(Saved data entries)
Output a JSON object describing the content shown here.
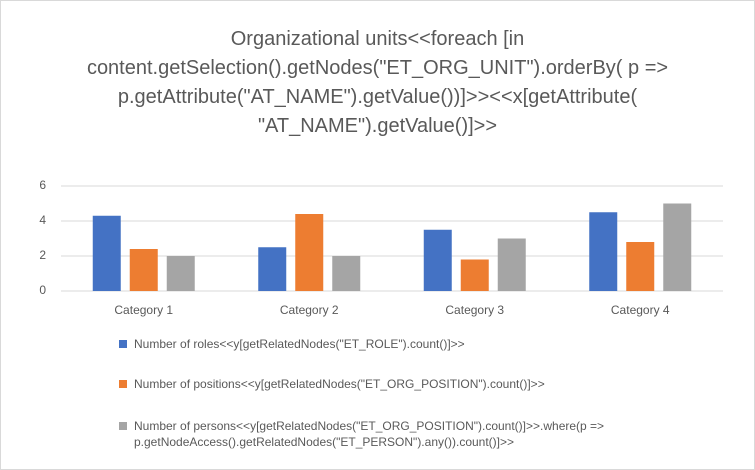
{
  "chart_data": {
    "type": "bar",
    "title": "Organizational units<<foreach [in content.getSelection().getNodes(\"ET_ORG_UNIT\").orderBy( p => p.getAttribute(\"AT_NAME\").getValue())]>><<x[getAttribute( \"AT_NAME\").getValue()]>>",
    "categories": [
      "Category 1",
      "Category 2",
      "Category 3",
      "Category 4"
    ],
    "series": [
      {
        "name": "Number of roles<<y[getRelatedNodes(\"ET_ROLE\").count()]>>",
        "color": "#4472c4",
        "values": [
          4.3,
          2.5,
          3.5,
          4.5
        ]
      },
      {
        "name": "Number of positions<<y[getRelatedNodes(\"ET_ORG_POSITION\").count()]>>",
        "color": "#ed7d31",
        "values": [
          2.4,
          4.4,
          1.8,
          2.8
        ]
      },
      {
        "name": "Number of persons<<y[getRelatedNodes(\"ET_ORG_POSITION\").count()]>>.where(p => p.getNodeAccess().getRelatedNodes(\"ET_PERSON\").any()).count()]>>",
        "color": "#a5a5a5",
        "values": [
          2,
          2,
          3,
          5
        ]
      }
    ],
    "ylim": [
      0,
      6
    ],
    "yticks": [
      0,
      2,
      4,
      6
    ],
    "grid": true
  }
}
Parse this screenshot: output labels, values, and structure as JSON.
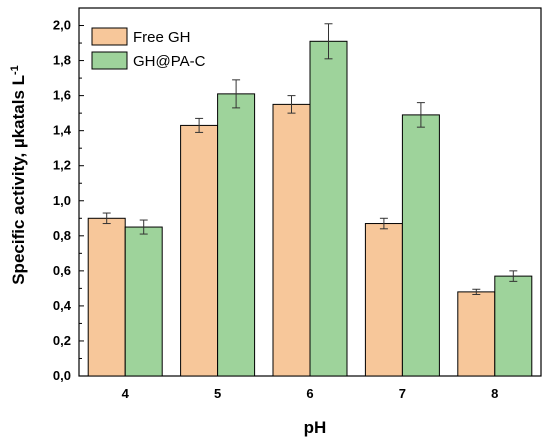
{
  "chart_data": {
    "type": "bar",
    "categories": [
      "4",
      "5",
      "6",
      "7",
      "8"
    ],
    "series": [
      {
        "name": "Free GH",
        "values": [
          0.9,
          1.43,
          1.55,
          0.87,
          0.48
        ],
        "errors": [
          0.03,
          0.04,
          0.05,
          0.03,
          0.015
        ],
        "color": "#F7C79A"
      },
      {
        "name": "GH@PA-C",
        "values": [
          0.85,
          1.61,
          1.91,
          1.49,
          0.57
        ],
        "errors": [
          0.04,
          0.08,
          0.1,
          0.07,
          0.03
        ],
        "color": "#9ED39B"
      }
    ],
    "title": "",
    "xlabel": "pH",
    "ylabel": "Specific activity, µkatals L",
    "ylabel_superscript": "-1",
    "ylim": [
      0,
      2.1
    ],
    "yticks": [
      "0,0",
      "0,2",
      "0,4",
      "0,6",
      "0,8",
      "1,0",
      "1,2",
      "1,4",
      "1,6",
      "1,8",
      "2,0"
    ],
    "grid": false,
    "legend_position": "top-left"
  }
}
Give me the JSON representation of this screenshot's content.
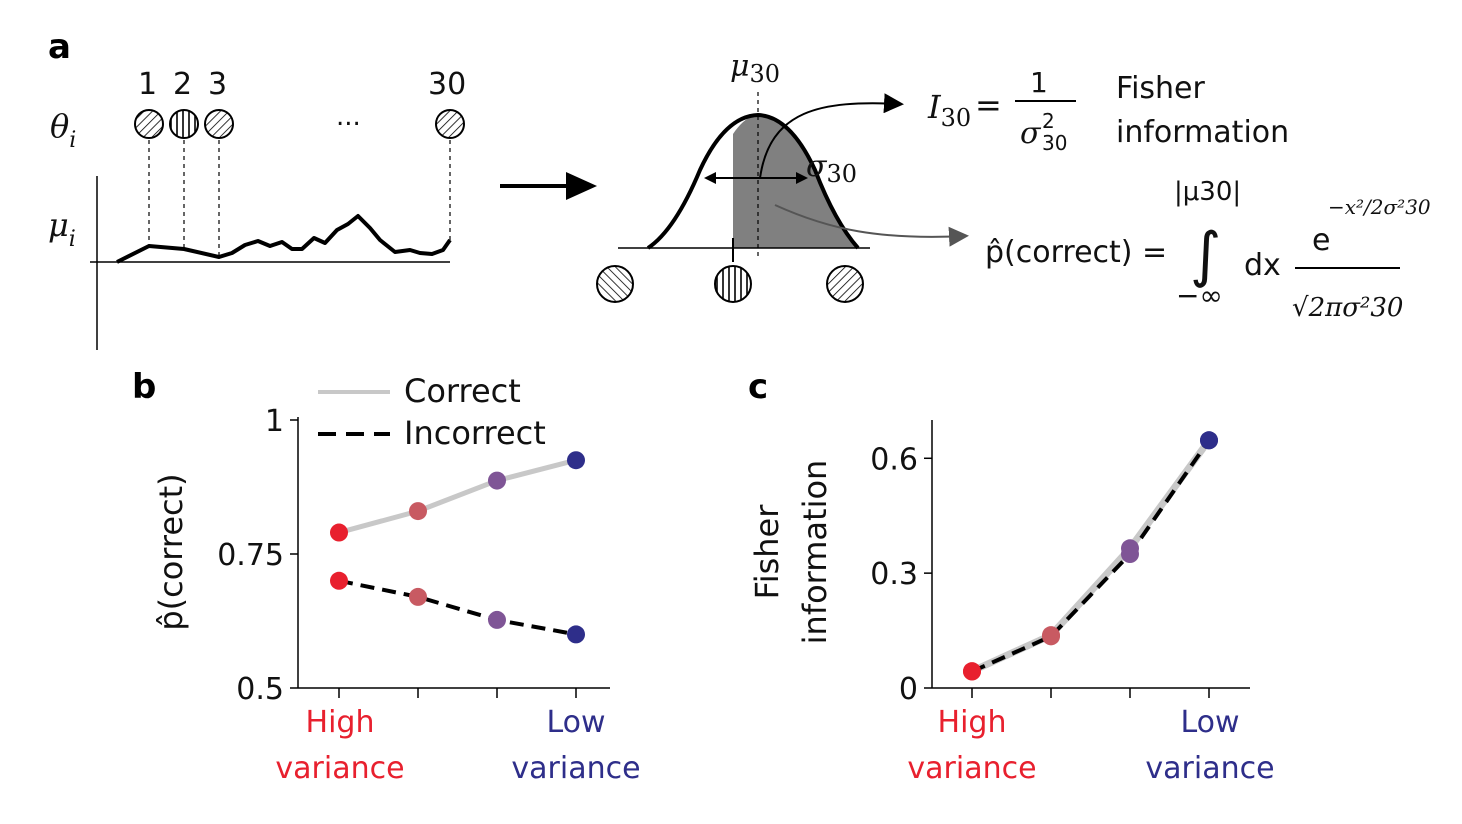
{
  "panel_a": {
    "letter": "a",
    "stimulus_numbers": [
      "1",
      "2",
      "3",
      "30"
    ],
    "ellipsis": "...",
    "theta_label": "θ",
    "theta_sub": "i",
    "mu_label": "μ",
    "mu_sub": "i",
    "mu30_label": "μ",
    "mu30_sub": "30",
    "sigma_label": "σ",
    "sigma_sub": "30",
    "fisher_formula": {
      "lhs": "I",
      "lhs_sub": "30",
      "equals": "=",
      "numerator": "1",
      "denominator": "σ",
      "den_sup": "2",
      "den_sub": "30",
      "caption_line1": "Fisher",
      "caption_line2": "information"
    },
    "pcorrect_formula": {
      "lhs": "p̂(correct) =",
      "upper_limit": "|μ30|",
      "lower_limit": "−∞",
      "integral": "∫",
      "dx": "dx",
      "numerator": "e",
      "exponent": "−x²/2σ²30",
      "denominator": "√2πσ²30"
    }
  },
  "panel_b": {
    "letter": "b",
    "legend": [
      "Correct",
      "Incorrect"
    ],
    "ylabel": "p̂(correct)",
    "yticks": [
      "0.5",
      "0.75",
      "1"
    ],
    "xlabel_left": [
      "High",
      "variance"
    ],
    "xlabel_right": [
      "Low",
      "variance"
    ],
    "colors": {
      "correct_line": "#c8c8c8",
      "incorrect_line": "#000000",
      "high": "#e8202e",
      "low": "#2e2e8a"
    }
  },
  "panel_c": {
    "letter": "c",
    "ylabel": [
      "Fisher",
      "information"
    ],
    "yticks": [
      "0",
      "0.3",
      "0.6"
    ],
    "xlabel_left": [
      "High",
      "variance"
    ],
    "xlabel_right": [
      "Low",
      "variance"
    ]
  },
  "chart_data": [
    {
      "type": "line",
      "panel": "b",
      "x": [
        1,
        2,
        3,
        4
      ],
      "ylim": [
        0.5,
        1
      ],
      "series": [
        {
          "name": "Correct",
          "values": [
            0.79,
            0.83,
            0.887,
            0.925
          ],
          "colors": [
            "#e8202e",
            "#c85a62",
            "#7f5596",
            "#2e2e8a"
          ]
        },
        {
          "name": "Incorrect",
          "values": [
            0.7,
            0.67,
            0.627,
            0.6
          ],
          "colors": [
            "#e8202e",
            "#c85a62",
            "#7f5596",
            "#2e2e8a"
          ]
        }
      ]
    },
    {
      "type": "line",
      "panel": "c",
      "x": [
        1,
        2,
        3,
        4
      ],
      "ylim": [
        0,
        0.7
      ],
      "series": [
        {
          "name": "Correct",
          "values": [
            0.044,
            0.138,
            0.365,
            0.647
          ],
          "colors": [
            "#e8202e",
            "#c85a62",
            "#7f5596",
            "#2e2e8a"
          ]
        },
        {
          "name": "Incorrect",
          "values": [
            0.043,
            0.135,
            0.35,
            0.647
          ],
          "colors": [
            "#e8202e",
            "#c85a62",
            "#7f5596",
            "#2e2e8a"
          ]
        }
      ]
    }
  ]
}
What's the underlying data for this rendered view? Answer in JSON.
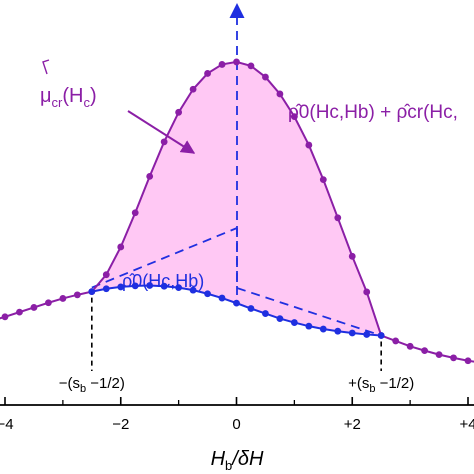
{
  "chart_data": {
    "type": "line",
    "xlabel": {
      "main": "H",
      "sub": "b",
      "rest": "/δH"
    },
    "xlim": [
      -4.3,
      4.3
    ],
    "ylim": [
      0,
      1
    ],
    "xticks": [
      {
        "value": -4,
        "label": "−4"
      },
      {
        "value": -2,
        "label": "−2"
      },
      {
        "value": 0,
        "label": "0"
      },
      {
        "value": 2,
        "label": "+2"
      },
      {
        "value": 4,
        "label": "+4"
      }
    ],
    "colors": {
      "purple": "#8b1fa6",
      "blue": "#1f2fe0",
      "fill": "#ffc8f4",
      "axis": "#000000"
    },
    "series": [
      {
        "name": "ρ̂0(Hc,Hb) + ρ̂cr(Hc, …)",
        "color": "#8b1fa6",
        "x": [
          -4.25,
          -4.0,
          -3.75,
          -3.5,
          -3.25,
          -3.0,
          -2.75,
          -2.5,
          -2.25,
          -2.0,
          -1.75,
          -1.5,
          -1.25,
          -1.0,
          -0.75,
          -0.5,
          -0.25,
          0.0,
          0.25,
          0.5,
          0.75,
          1.0,
          1.25,
          1.5,
          1.75,
          2.0,
          2.25,
          2.5,
          2.75,
          3.0,
          3.25,
          3.5,
          3.75,
          4.0,
          4.25
        ],
        "y": [
          0.233,
          0.245,
          0.258,
          0.271,
          0.284,
          0.296,
          0.306,
          0.315,
          0.362,
          0.439,
          0.534,
          0.635,
          0.731,
          0.813,
          0.877,
          0.921,
          0.946,
          0.953,
          0.942,
          0.911,
          0.864,
          0.801,
          0.722,
          0.626,
          0.52,
          0.413,
          0.314,
          0.193,
          0.178,
          0.163,
          0.151,
          0.14,
          0.131,
          0.123,
          0.117
        ]
      },
      {
        "name": "ρ̂0(Hc,Hb)",
        "color": "#1f2fe0",
        "x": [
          -2.5,
          -2.25,
          -2.0,
          -1.75,
          -1.5,
          -1.25,
          -1.0,
          -0.75,
          -0.5,
          -0.25,
          0.0,
          0.25,
          0.5,
          0.75,
          1.0,
          1.25,
          1.5,
          1.75,
          2.0,
          2.25,
          2.5
        ],
        "y": [
          0.315,
          0.323,
          0.328,
          0.331,
          0.332,
          0.33,
          0.326,
          0.319,
          0.309,
          0.297,
          0.283,
          0.268,
          0.254,
          0.24,
          0.229,
          0.219,
          0.211,
          0.205,
          0.2,
          0.196,
          0.193
        ]
      }
    ],
    "markers": [
      {
        "x": -2.5,
        "label": "−(s",
        "sub": "b",
        "tail": " −1/2)"
      },
      {
        "x": 2.5,
        "label": "+(s",
        "sub": "b",
        "tail": " −1/2)"
      }
    ],
    "annotations": {
      "mu_label": {
        "hat": "μ",
        "sub": "cr",
        "arg": "(H",
        "argsub": "c",
        "close": ")"
      },
      "rho_sum_label": "ρ̂0(Hc,Hb) + ρ̂cr(Hc,",
      "rho0_label": "ρ̂0(Hc,Hb)"
    }
  }
}
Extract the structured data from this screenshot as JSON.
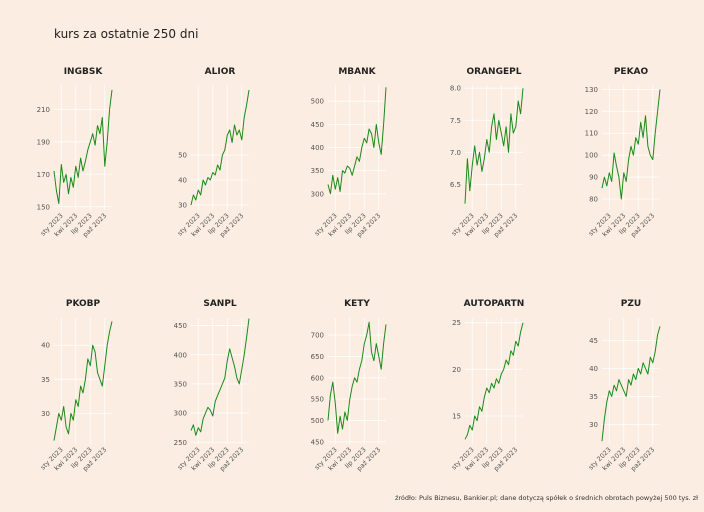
{
  "title": "kurs za ostatnie 250 dni",
  "caption": "źródło: Puls Biznesu, Bankier.pl; dane dotyczą spółek o średnich obrotach powyżej 500 tys. zł",
  "colors": {
    "background": "#fbede1",
    "line": "#1a8a1a",
    "grid": "#ffffff"
  },
  "chart_data": [
    {
      "type": "line",
      "title": "INGBSK",
      "ylim": [
        148,
        225
      ],
      "yticks": [
        150,
        170,
        190,
        210
      ],
      "xticks": [
        "sty 2023",
        "kwi 2023",
        "lip 2023",
        "paź 2023"
      ],
      "series": [
        {
          "values": [
            172,
            160,
            152,
            176,
            165,
            170,
            158,
            168,
            162,
            175,
            168,
            180,
            172,
            178,
            185,
            190,
            195,
            188,
            200,
            195,
            205,
            175,
            190,
            210,
            222
          ]
        }
      ]
    },
    {
      "type": "line",
      "title": "ALIOR",
      "ylim": [
        28,
        78
      ],
      "yticks": [
        30,
        40,
        50
      ],
      "xticks": [
        "sty 2023",
        "kwi 2023",
        "lip 2023",
        "paź 2023"
      ],
      "series": [
        {
          "values": [
            30,
            34,
            32,
            36,
            34,
            40,
            38,
            41,
            40,
            43,
            42,
            46,
            44,
            50,
            52,
            58,
            60,
            55,
            62,
            58,
            60,
            56,
            65,
            70,
            76
          ]
        }
      ]
    },
    {
      "type": "line",
      "title": "MBANK",
      "ylim": [
        265,
        535
      ],
      "yticks": [
        300,
        350,
        400,
        450,
        500
      ],
      "xticks": [
        "sty 2023",
        "kwi 2023",
        "lip 2023",
        "paź 2023"
      ],
      "series": [
        {
          "values": [
            320,
            300,
            340,
            310,
            335,
            305,
            350,
            345,
            360,
            355,
            340,
            360,
            380,
            370,
            400,
            420,
            410,
            440,
            430,
            400,
            450,
            410,
            385,
            450,
            530
          ]
        }
      ]
    },
    {
      "type": "line",
      "title": "ORANGEPL",
      "ylim": [
        6.1,
        8.05
      ],
      "yticks": [
        6.5,
        7.0,
        7.5,
        8.0
      ],
      "xticks": [
        "sty 2023",
        "kwi 2023",
        "lip 2023",
        "paź 2023"
      ],
      "series": [
        {
          "values": [
            6.2,
            6.9,
            6.4,
            6.8,
            7.1,
            6.8,
            7.0,
            6.7,
            6.9,
            7.2,
            7.0,
            7.4,
            7.6,
            7.2,
            7.5,
            7.3,
            7.1,
            7.4,
            7.0,
            7.6,
            7.3,
            7.4,
            7.8,
            7.6,
            8.0
          ]
        }
      ]
    },
    {
      "type": "line",
      "title": "PEKAO",
      "ylim": [
        75,
        132
      ],
      "yticks": [
        80,
        90,
        100,
        110,
        120,
        130
      ],
      "xticks": [
        "sty 2023",
        "kwi 2023",
        "lip 2023",
        "paź 2023"
      ],
      "series": [
        {
          "values": [
            85,
            90,
            86,
            92,
            88,
            101,
            95,
            90,
            80,
            92,
            88,
            98,
            104,
            100,
            108,
            105,
            115,
            108,
            118,
            104,
            100,
            98,
            110,
            120,
            130
          ]
        }
      ]
    },
    {
      "type": "line",
      "title": "PKOBP",
      "ylim": [
        25.5,
        44
      ],
      "yticks": [
        30,
        35,
        40
      ],
      "xticks": [
        "sty 2023",
        "kwi 2023",
        "lip 2023",
        "paź 2023"
      ],
      "series": [
        {
          "values": [
            26,
            28,
            30,
            29,
            31,
            28,
            27,
            30,
            29,
            32,
            31,
            34,
            33,
            35,
            38,
            37,
            40,
            39,
            36,
            35,
            34,
            37,
            40,
            42,
            43.5
          ]
        }
      ]
    },
    {
      "type": "line",
      "title": "SANPL",
      "ylim": [
        247,
        463
      ],
      "yticks": [
        250,
        300,
        350,
        400,
        450
      ],
      "xticks": [
        "sty 2023",
        "kwi 2023",
        "lip 2023",
        "paź 2023"
      ],
      "series": [
        {
          "values": [
            270,
            280,
            262,
            275,
            268,
            290,
            300,
            310,
            305,
            295,
            320,
            330,
            340,
            350,
            360,
            390,
            410,
            395,
            380,
            360,
            350,
            375,
            400,
            430,
            462
          ]
        }
      ]
    },
    {
      "type": "line",
      "title": "KETY",
      "ylim": [
        445,
        740
      ],
      "yticks": [
        450,
        500,
        550,
        600,
        650,
        700
      ],
      "xticks": [
        "sty 2023",
        "kwi 2023",
        "lip 2023",
        "paź 2023"
      ],
      "series": [
        {
          "values": [
            500,
            560,
            590,
            540,
            470,
            510,
            480,
            520,
            500,
            550,
            580,
            600,
            590,
            620,
            640,
            680,
            700,
            730,
            660,
            640,
            680,
            650,
            620,
            680,
            725
          ]
        }
      ]
    },
    {
      "type": "line",
      "title": "AUTOPARTN",
      "ylim": [
        12,
        25.5
      ],
      "yticks": [
        15,
        20,
        25
      ],
      "xticks": [
        "sty 2023",
        "kwi 2023",
        "lip 2023",
        "paź 2023"
      ],
      "series": [
        {
          "values": [
            12.5,
            13,
            14,
            13.5,
            15,
            14.5,
            16,
            15.5,
            17,
            18,
            17.5,
            18.5,
            18,
            19,
            18.5,
            19.5,
            20,
            21,
            20.5,
            22,
            21.5,
            23,
            22.5,
            24,
            25
          ]
        }
      ]
    },
    {
      "type": "line",
      "title": "PZU",
      "ylim": [
        26.5,
        49
      ],
      "yticks": [
        30,
        35,
        40,
        45
      ],
      "xticks": [
        "sty 2023",
        "kwi 2023",
        "lip 2023",
        "paź 2023"
      ],
      "series": [
        {
          "values": [
            27,
            31,
            34,
            36,
            35,
            37,
            36,
            38,
            37,
            36,
            35,
            38,
            37,
            39,
            38,
            40,
            39,
            41,
            40,
            39,
            42,
            41,
            43,
            46,
            47.5
          ]
        }
      ]
    }
  ]
}
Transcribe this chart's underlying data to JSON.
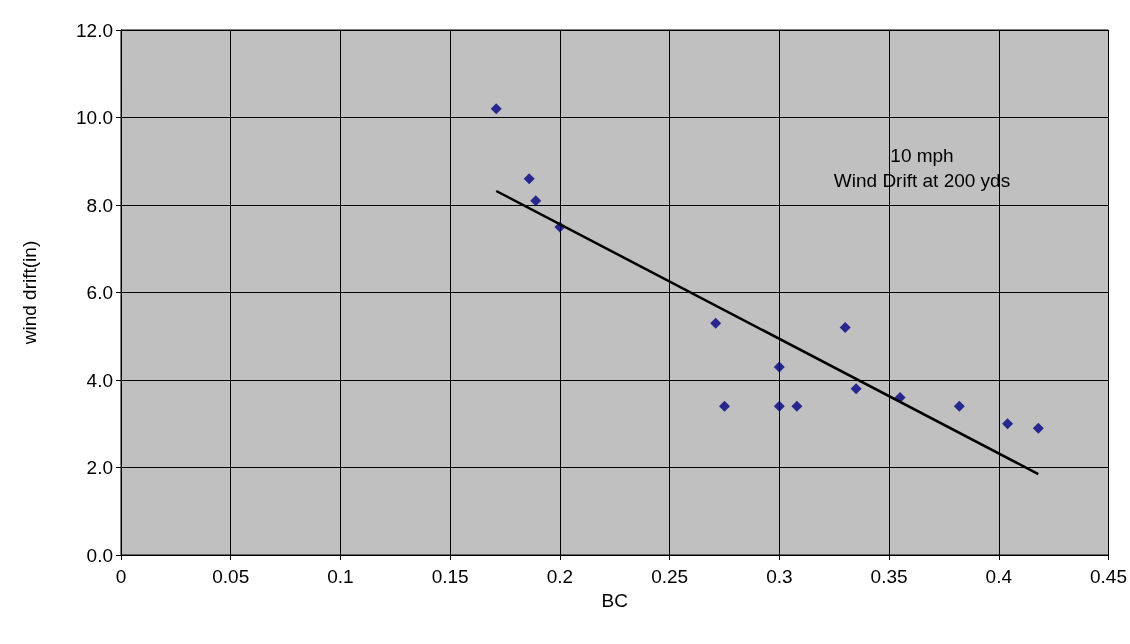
{
  "chart_data": {
    "type": "scatter",
    "xlabel": "BC",
    "ylabel": "wind drift(in)",
    "annotations": [
      "10 mph\nWind Drift at 200 yds"
    ],
    "series": [
      {
        "type": "scatter",
        "color": "#000080",
        "x": [
          0.171,
          0.186,
          0.189,
          0.2,
          0.271,
          0.275,
          0.3,
          0.3,
          0.308,
          0.33,
          0.335,
          0.355,
          0.382,
          0.404,
          0.418
        ],
        "values": [
          10.2,
          8.6,
          8.1,
          7.5,
          5.3,
          3.4,
          4.3,
          3.4,
          3.4,
          5.2,
          3.8,
          3.6,
          3.4,
          3.0,
          2.9
        ]
      },
      {
        "type": "line",
        "color": "#000000",
        "marker": "none",
        "x": [
          0.171,
          0.418
        ],
        "values": [
          8.32,
          1.85
        ]
      }
    ],
    "xlim": [
      0,
      0.45
    ],
    "xticks": [
      0,
      0.05,
      0.1,
      0.15,
      0.2,
      0.25,
      0.3,
      0.35,
      0.4,
      0.45
    ],
    "ylim": [
      0,
      12
    ],
    "yticks": [
      {
        "value": 0,
        "label": "0.0"
      },
      {
        "value": 2,
        "label": "2.0"
      },
      {
        "value": 4,
        "label": "4.0"
      },
      {
        "value": 6,
        "label": "6.0"
      },
      {
        "value": 8,
        "label": "8.0"
      },
      {
        "value": 10,
        "label": "10.0"
      },
      {
        "value": 12,
        "label": "12.0"
      }
    ],
    "grid": true,
    "marker": "diamond"
  }
}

| Exercise prompt |
Pull out all lines containing the word "content" from the entries above.

| Expected output |
Output a JSON object describing the content shown here.
    "title": "Organizational units<<foreach [in content.getSelection().getNodes(\"ET_ORG_UNIT\").orderBy( p => p.getAttribute(\"AT_NAME\").getValue())]>><<x[getAttribute( \"AT_NAME\").getValue()]>>",
Give me the JSON representation of this screenshot's content.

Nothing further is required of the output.